» **Set problem**: Counting only lines that hold "вида", give the total and nothing more.

** start of Task material **

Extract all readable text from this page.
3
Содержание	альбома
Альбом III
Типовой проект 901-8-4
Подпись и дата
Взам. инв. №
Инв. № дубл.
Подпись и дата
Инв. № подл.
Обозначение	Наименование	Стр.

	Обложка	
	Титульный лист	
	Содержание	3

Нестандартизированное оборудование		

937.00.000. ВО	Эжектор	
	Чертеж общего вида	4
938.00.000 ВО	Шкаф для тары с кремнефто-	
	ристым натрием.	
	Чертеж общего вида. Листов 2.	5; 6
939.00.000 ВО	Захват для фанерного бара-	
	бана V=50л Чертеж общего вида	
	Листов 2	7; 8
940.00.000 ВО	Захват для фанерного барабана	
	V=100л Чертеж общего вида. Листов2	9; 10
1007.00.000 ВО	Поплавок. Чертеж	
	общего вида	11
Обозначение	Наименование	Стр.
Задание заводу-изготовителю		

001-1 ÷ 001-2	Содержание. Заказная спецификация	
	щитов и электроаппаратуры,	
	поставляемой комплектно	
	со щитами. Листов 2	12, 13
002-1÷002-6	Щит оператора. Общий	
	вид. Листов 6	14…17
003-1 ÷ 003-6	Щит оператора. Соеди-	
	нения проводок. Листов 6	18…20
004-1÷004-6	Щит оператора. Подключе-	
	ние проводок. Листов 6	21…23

** end of Task material **

» **Solution**: 5